# What you will do:
Take every line from the listing below that contains "marker".

# Record list:
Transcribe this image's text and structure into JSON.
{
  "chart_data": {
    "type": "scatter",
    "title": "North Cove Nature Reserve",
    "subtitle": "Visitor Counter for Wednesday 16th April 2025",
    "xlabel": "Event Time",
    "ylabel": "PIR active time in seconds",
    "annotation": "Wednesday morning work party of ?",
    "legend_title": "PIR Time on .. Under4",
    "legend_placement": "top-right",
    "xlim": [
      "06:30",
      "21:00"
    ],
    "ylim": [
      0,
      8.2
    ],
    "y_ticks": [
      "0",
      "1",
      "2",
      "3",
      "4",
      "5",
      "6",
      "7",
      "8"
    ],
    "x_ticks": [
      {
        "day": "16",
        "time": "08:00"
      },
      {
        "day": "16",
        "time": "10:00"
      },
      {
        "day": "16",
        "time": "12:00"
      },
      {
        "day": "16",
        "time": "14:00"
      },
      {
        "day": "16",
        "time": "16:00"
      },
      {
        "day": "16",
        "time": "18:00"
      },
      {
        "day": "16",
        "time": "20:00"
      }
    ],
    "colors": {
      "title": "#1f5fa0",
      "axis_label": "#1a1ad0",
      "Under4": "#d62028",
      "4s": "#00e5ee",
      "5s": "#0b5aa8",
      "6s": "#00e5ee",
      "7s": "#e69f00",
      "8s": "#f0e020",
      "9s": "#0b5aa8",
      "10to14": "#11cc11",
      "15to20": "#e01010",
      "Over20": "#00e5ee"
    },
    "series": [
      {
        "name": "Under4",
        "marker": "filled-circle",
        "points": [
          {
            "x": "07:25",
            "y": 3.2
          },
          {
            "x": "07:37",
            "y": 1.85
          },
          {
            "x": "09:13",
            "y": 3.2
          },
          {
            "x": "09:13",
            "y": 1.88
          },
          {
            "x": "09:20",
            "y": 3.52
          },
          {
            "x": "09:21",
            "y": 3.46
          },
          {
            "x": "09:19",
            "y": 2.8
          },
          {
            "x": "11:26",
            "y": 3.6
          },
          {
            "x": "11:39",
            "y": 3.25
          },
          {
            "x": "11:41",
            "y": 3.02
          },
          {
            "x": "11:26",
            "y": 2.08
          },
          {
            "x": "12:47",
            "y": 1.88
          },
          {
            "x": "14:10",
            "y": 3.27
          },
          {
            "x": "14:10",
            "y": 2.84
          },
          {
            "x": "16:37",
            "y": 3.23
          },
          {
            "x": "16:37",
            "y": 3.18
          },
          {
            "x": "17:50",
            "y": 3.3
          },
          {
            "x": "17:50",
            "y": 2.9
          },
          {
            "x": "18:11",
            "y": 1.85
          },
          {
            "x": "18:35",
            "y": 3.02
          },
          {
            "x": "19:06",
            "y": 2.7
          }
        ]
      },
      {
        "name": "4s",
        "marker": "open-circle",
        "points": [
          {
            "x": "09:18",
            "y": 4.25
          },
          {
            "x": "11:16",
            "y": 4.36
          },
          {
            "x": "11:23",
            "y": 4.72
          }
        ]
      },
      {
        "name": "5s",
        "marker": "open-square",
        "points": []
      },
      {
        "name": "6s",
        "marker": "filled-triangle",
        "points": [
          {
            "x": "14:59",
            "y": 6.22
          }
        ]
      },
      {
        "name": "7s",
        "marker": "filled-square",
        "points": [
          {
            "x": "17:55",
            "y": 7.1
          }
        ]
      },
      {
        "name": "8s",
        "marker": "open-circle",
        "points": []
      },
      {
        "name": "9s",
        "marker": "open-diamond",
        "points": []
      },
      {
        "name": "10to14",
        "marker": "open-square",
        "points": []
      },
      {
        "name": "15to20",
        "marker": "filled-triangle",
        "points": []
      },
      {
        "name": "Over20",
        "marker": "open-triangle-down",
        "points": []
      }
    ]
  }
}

# Task solution:
        "marker": "filled-circle",
        "marker": "open-circle",
        "marker": "open-square",
        "marker": "filled-triangle",
        "marker": "filled-square",
        "marker": "open-circle",
        "marker": "open-diamond",
        "marker": "open-square",
        "marker": "filled-triangle",
        "marker": "open-triangle-down",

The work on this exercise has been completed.